● WHAT NEEDS TO BE DONE
Only the lines holding the string "title" are needed. Copy each one.

● THE INPUT
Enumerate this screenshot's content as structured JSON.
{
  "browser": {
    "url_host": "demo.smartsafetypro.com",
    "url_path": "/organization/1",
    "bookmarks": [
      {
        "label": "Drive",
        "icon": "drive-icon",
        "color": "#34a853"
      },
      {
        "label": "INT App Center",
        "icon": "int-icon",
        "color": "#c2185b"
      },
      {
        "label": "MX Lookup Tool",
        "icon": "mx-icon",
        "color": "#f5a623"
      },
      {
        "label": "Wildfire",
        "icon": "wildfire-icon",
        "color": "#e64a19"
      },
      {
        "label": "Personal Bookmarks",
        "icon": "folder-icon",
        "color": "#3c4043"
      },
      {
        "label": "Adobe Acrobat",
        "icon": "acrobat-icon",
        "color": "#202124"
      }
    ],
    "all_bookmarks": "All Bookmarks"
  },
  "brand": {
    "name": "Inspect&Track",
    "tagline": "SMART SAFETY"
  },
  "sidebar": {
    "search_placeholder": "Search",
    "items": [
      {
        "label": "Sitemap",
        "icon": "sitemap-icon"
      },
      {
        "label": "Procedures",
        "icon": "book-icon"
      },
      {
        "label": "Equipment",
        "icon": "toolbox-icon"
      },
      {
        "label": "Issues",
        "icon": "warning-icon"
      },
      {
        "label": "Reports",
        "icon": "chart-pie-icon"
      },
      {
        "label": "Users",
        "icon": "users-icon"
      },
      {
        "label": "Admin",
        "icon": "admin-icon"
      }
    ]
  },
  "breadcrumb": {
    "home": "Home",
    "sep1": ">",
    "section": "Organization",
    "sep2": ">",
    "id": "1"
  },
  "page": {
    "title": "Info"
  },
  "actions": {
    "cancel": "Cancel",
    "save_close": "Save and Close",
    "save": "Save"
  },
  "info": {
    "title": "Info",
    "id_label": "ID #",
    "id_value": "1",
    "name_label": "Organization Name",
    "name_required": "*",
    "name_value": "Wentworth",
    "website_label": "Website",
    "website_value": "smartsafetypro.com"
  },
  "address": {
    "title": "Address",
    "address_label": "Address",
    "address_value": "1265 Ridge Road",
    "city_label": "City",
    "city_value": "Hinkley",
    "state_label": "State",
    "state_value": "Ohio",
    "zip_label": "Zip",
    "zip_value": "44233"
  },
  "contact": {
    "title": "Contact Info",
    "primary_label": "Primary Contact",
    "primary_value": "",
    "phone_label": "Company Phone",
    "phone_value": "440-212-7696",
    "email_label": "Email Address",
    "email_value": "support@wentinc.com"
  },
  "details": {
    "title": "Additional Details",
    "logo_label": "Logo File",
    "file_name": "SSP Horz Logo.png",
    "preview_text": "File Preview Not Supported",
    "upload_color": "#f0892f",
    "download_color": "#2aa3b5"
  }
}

● COMPLETED EXERCISE
    "title": "Info"
    "title": "Info",
    "title": "Address",
    "title": "Contact Info",
    "title": "Additional Details",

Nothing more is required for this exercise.